__DIRECTION A__
In the rows below, substitute "enclosing rectangle" for "bounding box" and give the lines back with everything else unchanged, leaving the pictures out.

__DOCUMENT SECTION__
David Molesky on Titian’s The Flaying of Marsyas
by David Molesky
Titian — Flaying of Marsyas, 1570 – 1576 | oil on linen, 212 x 207 cm
Through the double doors that open into the Met Breuer’s inaugural exhibition, I fell into the familiar vortex of a painting I have loved for decades: Titian’s The Flaying of Marsyas, (1570-1576). To behold this elusive masterpiece is a rare treasure, as it usually hangs in Archbishop’s Castle in Kromeriz, Czech Republic.
Previously I had only known this painting from books. I first wrote an essay about it in 1995 for my freshman art history class at UC Berkeley. In 2008, I heard that the painting was loaned for exhibition in Venice. A few planes and trains later, I rolled into the Italian museum, running on empty, nearly frozen and half starved. I walked through the exhibition until I found it, that beautifully painted horror. I parked myself before it and stared. The dance of angled limbs, positioned around the inverted figure, began to hypnotize me into a trance. In this state, my eyes seemed to focus at a point somewhere beyond the painting’s surface and those limbs seemed to come to life with jarring marionette-like movement. Internally, these visuals were giving me the spins, a kind of vertigo. Nearly two hours after I had arrived, I was shaken back to consciousness by a guard who needed me to vacate the galleries as the museum was closing.
Did this painting put a spell on me? I am not sure, but it certainly has made me feel more open to the possibility that within the mysteries of painting there is a kind of magic that perhaps can be revealed by studying how great work interfaces with our minds. Painting is a kind of pre-masticated vision, that is, what’s depicted has been pre-chewed by the painter’s mind and hands, making it easier for viewers to digest complex fantastical views. One aspect of The Flaying of Marsyas that is so wonderful is that we can gain a sense of Titian’s own disposition by the way he spits out the characters in his painting. Titian is receptive to the noble qualities of humanity and he seems to have sympathy for the character of Marsyas and how his death has affected those around him.
I see three clear ways of looking at The Flaying of Marsyas. First, we can look at the individual elements of the painting — a formal analysis of the figures, composition, the placement of things in relation to each other — and try to assemble a narrative based on stored concepts and our internal understanding of inherent archetypes. Titian directs us into the painting at the point of highest contrast, Apollo’s pale white arm that holds a knife against a darker background. The angle of this arm and its association to other similar limbs in the painting catapults the viewer’s eye into a swirling counter clockwise movement through all of the figures.

__GIVEN ENTRIES__
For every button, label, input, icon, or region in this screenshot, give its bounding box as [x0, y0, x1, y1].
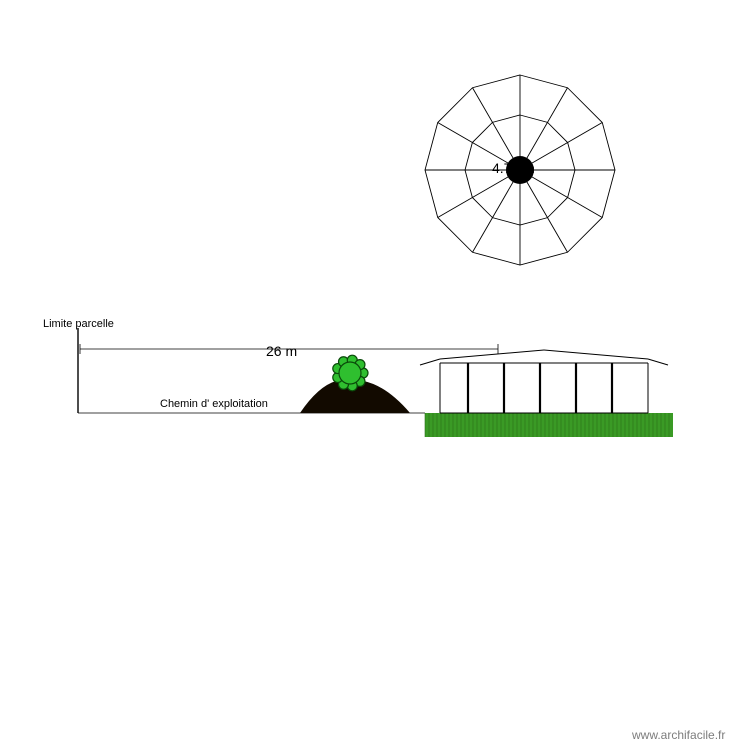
watermark: www.archifacile.fr: [632, 728, 725, 742]
path-label: Chemin d' exploitation: [160, 398, 268, 410]
plan-diagram: [0, 0, 750, 750]
parcel-limit-label: Limite parcelle: [43, 318, 114, 330]
distance-label: 26 m: [266, 343, 297, 359]
polygon-radius-label: 4.75 m: [492, 160, 535, 176]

__DIRECTION B__
Pick up the essay on Titian's The Flaying of Marsyas above and continue it from its last sentence.

__REPLY A__
For every button, label, input, icon, or region in this screenshot, give its enclosing rectangle as [x0, y0, x1, y1].
watermark: www.archifacile.fr: [632, 728, 725, 742]
path-label: Chemin d' exploitation: [160, 398, 268, 410]
plan-diagram: [0, 0, 750, 750]
parcel-limit-label: Limite parcelle: [43, 318, 114, 330]
distance-label: 26 m: [266, 343, 297, 359]
polygon-radius-label: 4.75 m: [492, 160, 535, 176]

__REPLY B__
The second way of looking at the painting is as a literate picture, which according to David Ligare who invented the term, is a representational painting based on literary, philosophical, or epistemological sources. This gives the viewer the opportunity to utilize his or her own knowledge of the text as a tool to dig at deeper interpretations of the painted image. The benefit of literate pictures is that they build upon a story that’s commonly known. They take advantage of a pre-existing trail of breadcrumbs and allow the artist to make a more specific statement than would be available to them through an entirely new narrative.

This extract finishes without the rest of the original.